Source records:
—————

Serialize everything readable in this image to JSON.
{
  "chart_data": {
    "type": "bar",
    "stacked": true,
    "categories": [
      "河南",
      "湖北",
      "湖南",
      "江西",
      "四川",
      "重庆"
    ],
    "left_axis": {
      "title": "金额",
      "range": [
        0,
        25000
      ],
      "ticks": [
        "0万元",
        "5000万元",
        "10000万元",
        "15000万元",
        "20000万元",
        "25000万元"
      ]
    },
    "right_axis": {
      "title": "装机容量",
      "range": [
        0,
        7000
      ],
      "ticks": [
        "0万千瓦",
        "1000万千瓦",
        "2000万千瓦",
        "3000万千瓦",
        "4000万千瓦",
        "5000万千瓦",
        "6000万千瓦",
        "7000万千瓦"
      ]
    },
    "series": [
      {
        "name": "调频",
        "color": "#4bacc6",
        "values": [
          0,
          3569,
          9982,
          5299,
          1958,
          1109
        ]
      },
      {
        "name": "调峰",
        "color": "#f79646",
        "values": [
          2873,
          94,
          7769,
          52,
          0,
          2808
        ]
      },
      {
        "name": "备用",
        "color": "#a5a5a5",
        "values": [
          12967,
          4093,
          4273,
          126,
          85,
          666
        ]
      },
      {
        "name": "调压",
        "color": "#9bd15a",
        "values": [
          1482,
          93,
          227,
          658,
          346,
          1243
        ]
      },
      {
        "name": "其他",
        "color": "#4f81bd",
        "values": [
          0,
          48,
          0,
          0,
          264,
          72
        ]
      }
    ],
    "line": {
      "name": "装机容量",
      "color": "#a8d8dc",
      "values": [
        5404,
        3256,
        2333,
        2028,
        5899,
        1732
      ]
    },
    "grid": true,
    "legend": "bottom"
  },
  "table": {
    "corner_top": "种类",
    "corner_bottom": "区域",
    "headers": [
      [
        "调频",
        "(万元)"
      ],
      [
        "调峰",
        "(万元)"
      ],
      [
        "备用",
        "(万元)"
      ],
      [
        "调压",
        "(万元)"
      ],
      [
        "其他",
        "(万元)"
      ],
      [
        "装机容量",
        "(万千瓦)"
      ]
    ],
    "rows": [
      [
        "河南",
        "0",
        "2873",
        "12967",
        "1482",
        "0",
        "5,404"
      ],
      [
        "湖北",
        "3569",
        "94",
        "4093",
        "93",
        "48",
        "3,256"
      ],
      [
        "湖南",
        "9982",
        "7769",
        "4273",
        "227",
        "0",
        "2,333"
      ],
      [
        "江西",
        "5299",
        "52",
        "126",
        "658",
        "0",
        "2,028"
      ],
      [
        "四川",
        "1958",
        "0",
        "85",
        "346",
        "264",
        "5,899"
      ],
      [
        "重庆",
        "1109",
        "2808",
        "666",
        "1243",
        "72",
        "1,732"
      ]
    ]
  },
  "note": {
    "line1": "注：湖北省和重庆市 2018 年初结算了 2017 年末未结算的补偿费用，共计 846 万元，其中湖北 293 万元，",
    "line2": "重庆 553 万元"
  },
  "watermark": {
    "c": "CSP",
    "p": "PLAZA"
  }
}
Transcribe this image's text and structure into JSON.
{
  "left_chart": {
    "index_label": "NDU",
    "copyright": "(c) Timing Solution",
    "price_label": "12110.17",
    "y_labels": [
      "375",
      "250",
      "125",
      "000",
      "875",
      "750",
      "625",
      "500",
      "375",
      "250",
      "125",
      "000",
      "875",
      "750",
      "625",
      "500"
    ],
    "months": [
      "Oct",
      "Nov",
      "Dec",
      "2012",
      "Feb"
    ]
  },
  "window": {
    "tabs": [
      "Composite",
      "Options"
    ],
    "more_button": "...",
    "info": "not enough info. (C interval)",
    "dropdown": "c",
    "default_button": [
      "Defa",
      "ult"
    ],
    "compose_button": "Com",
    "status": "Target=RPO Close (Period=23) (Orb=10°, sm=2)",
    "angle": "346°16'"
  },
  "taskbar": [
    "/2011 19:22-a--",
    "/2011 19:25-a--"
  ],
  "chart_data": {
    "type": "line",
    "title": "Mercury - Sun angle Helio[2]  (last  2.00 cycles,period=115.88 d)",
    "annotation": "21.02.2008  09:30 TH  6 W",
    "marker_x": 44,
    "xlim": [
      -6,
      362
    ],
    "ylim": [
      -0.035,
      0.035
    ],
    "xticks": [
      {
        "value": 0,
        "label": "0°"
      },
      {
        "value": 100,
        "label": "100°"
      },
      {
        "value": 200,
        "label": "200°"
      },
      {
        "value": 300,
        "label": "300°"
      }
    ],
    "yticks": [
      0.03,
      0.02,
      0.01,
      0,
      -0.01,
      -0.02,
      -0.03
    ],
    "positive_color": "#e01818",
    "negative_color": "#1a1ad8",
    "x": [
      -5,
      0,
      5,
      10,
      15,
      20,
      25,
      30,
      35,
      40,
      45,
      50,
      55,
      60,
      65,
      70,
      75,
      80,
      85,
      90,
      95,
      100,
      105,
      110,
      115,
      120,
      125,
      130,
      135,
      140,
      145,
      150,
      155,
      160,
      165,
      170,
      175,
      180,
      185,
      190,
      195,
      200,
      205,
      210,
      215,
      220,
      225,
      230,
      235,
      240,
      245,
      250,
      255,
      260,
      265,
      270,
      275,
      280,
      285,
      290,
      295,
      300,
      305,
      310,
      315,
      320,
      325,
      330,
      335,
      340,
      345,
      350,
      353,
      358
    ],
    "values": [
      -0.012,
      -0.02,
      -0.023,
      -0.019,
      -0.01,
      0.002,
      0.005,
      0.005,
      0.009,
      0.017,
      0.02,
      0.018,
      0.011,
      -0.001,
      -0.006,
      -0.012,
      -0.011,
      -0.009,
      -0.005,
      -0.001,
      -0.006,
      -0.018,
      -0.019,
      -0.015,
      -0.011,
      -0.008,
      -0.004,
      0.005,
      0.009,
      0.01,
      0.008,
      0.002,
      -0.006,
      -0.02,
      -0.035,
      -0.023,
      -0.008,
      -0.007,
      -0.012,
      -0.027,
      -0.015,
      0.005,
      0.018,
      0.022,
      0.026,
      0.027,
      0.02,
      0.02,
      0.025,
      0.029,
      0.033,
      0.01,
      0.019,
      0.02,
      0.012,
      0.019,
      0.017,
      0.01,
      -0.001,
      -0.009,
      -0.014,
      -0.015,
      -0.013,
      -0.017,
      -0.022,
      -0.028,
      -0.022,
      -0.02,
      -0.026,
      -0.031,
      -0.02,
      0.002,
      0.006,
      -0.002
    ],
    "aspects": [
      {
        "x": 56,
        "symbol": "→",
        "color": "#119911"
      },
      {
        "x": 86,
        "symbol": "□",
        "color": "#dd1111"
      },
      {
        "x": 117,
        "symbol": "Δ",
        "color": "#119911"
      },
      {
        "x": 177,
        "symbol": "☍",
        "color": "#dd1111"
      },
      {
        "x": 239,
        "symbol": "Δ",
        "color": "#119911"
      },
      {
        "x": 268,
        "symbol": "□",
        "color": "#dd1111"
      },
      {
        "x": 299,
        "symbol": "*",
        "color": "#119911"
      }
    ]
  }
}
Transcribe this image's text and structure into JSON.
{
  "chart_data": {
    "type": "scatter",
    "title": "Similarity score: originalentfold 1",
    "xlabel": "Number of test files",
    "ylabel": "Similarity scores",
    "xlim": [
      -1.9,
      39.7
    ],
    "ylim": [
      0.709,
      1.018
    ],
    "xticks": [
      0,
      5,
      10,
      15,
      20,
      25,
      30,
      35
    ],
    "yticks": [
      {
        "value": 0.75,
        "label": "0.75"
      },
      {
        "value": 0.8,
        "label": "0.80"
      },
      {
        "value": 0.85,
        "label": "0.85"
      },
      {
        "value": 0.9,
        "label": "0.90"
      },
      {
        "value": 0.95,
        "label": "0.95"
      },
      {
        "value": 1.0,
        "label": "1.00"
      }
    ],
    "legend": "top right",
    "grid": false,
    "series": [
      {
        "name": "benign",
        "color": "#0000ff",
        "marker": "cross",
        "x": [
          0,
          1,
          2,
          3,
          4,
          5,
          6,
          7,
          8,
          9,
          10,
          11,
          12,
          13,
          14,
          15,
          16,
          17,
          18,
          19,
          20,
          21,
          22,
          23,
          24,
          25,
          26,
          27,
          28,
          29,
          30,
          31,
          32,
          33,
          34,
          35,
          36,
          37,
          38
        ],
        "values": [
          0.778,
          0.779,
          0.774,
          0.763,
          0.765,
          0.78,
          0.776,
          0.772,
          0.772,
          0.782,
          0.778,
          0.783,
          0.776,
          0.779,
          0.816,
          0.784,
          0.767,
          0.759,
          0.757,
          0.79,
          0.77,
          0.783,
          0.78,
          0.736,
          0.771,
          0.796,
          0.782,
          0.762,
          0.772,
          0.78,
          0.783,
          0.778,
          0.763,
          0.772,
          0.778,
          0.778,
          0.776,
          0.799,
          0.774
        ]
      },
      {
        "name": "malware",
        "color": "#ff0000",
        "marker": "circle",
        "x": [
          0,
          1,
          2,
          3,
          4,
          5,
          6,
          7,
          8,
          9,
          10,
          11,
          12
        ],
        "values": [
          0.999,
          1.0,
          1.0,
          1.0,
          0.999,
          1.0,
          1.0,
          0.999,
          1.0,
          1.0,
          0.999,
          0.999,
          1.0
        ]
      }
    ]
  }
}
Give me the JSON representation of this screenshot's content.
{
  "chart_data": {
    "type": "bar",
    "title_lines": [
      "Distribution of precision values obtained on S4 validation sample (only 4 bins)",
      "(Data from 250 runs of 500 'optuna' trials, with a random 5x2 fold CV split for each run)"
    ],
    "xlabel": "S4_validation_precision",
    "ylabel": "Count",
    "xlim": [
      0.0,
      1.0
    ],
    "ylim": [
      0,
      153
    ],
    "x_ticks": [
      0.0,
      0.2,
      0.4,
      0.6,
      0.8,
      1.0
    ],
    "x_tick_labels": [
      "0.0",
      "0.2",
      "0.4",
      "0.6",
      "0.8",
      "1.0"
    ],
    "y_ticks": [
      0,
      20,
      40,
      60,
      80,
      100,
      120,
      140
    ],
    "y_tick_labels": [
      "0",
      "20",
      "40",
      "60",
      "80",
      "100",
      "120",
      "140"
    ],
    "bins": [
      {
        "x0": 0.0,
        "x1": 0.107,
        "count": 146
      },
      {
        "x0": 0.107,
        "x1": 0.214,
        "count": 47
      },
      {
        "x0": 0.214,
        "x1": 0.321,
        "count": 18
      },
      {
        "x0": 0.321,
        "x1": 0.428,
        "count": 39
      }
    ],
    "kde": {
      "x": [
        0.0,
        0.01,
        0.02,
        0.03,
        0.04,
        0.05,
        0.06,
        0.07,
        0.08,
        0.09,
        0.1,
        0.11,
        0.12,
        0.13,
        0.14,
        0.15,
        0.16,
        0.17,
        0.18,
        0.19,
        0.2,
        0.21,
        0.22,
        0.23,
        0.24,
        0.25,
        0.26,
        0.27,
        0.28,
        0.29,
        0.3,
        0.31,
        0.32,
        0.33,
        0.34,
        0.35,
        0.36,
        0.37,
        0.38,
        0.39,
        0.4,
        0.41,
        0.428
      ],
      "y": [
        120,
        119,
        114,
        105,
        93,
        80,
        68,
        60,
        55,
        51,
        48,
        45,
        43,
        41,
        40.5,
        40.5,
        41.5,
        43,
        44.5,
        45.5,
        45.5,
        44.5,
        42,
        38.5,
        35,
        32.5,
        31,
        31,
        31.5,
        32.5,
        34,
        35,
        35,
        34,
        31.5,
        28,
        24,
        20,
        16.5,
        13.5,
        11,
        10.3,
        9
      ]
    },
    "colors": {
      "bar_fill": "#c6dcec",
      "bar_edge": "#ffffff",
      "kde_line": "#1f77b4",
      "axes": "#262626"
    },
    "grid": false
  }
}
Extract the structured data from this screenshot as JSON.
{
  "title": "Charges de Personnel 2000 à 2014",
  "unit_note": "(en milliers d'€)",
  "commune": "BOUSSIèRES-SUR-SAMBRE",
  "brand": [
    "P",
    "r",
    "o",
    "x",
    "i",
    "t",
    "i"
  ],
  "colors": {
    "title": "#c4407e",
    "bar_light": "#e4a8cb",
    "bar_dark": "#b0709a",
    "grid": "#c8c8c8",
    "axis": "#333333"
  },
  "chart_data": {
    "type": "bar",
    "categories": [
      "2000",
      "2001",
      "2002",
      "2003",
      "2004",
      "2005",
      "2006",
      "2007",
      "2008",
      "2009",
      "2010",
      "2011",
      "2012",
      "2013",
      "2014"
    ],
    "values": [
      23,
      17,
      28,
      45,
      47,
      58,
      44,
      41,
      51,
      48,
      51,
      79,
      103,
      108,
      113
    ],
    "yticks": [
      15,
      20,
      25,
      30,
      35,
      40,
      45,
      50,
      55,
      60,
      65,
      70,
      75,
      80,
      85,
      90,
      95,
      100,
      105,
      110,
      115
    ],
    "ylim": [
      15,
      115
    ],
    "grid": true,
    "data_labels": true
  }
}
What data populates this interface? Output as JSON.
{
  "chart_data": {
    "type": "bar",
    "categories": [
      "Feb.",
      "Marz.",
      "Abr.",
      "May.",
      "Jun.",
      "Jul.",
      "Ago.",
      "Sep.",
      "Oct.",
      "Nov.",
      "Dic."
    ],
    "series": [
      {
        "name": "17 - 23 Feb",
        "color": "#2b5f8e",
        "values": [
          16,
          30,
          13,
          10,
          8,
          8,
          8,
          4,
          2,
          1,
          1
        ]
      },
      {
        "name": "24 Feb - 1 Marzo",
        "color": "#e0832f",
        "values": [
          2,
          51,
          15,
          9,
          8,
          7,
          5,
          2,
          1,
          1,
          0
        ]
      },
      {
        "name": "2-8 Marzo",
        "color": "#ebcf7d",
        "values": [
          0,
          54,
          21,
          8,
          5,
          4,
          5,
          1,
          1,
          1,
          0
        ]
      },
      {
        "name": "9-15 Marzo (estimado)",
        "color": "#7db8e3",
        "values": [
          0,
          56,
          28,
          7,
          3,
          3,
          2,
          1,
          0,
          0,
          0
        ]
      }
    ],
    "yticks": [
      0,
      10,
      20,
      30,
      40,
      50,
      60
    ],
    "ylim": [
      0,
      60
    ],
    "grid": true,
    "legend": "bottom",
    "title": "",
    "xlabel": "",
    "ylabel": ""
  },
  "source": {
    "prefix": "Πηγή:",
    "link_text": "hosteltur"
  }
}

—————

Required work:
Write out exactly the lines starting with the one that holds "What data populates" and running through the last line above.

Written answer:
What data populates this interface? Output as JSON.
{
  "chart_data": {
    "type": "bar",
    "categories": [
      "Feb.",
      "Marz.",
      "Abr.",
      "May.",
      "Jun.",
      "Jul.",
      "Ago.",
      "Sep.",
      "Oct.",
      "Nov.",
      "Dic."
    ],
    "series": [
      {
        "name": "17 - 23 Feb",
        "color": "#2b5f8e",
        "values": [
          16,
          30,
          13,
          10,
          8,
          8,
          8,
          4,
          2,
          1,
          1
        ]
      },
      {
        "name": "24 Feb - 1 Marzo",
        "color": "#e0832f",
        "values": [
          2,
          51,
          15,
          9,
          8,
          7,
          5,
          2,
          1,
          1,
          0
        ]
      },
      {
        "name": "2-8 Marzo",
        "color": "#ebcf7d",
        "values": [
          0,
          54,
          21,
          8,
          5,
          4,
          5,
          1,
          1,
          1,
          0
        ]
      },
      {
        "name": "9-15 Marzo (estimado)",
        "color": "#7db8e3",
        "values": [
          0,
          56,
          28,
          7,
          3,
          3,
          2,
          1,
          0,
          0,
          0
        ]
      }
    ],
    "yticks": [
      0,
      10,
      20,
      30,
      40,
      50,
      60
    ],
    "ylim": [
      0,
      60
    ],
    "grid": true,
    "legend": "bottom",
    "title": "",
    "xlabel": "",
    "ylabel": ""
  },
  "source": {
    "prefix": "Πηγή:",
    "link_text": "hosteltur"
  }
}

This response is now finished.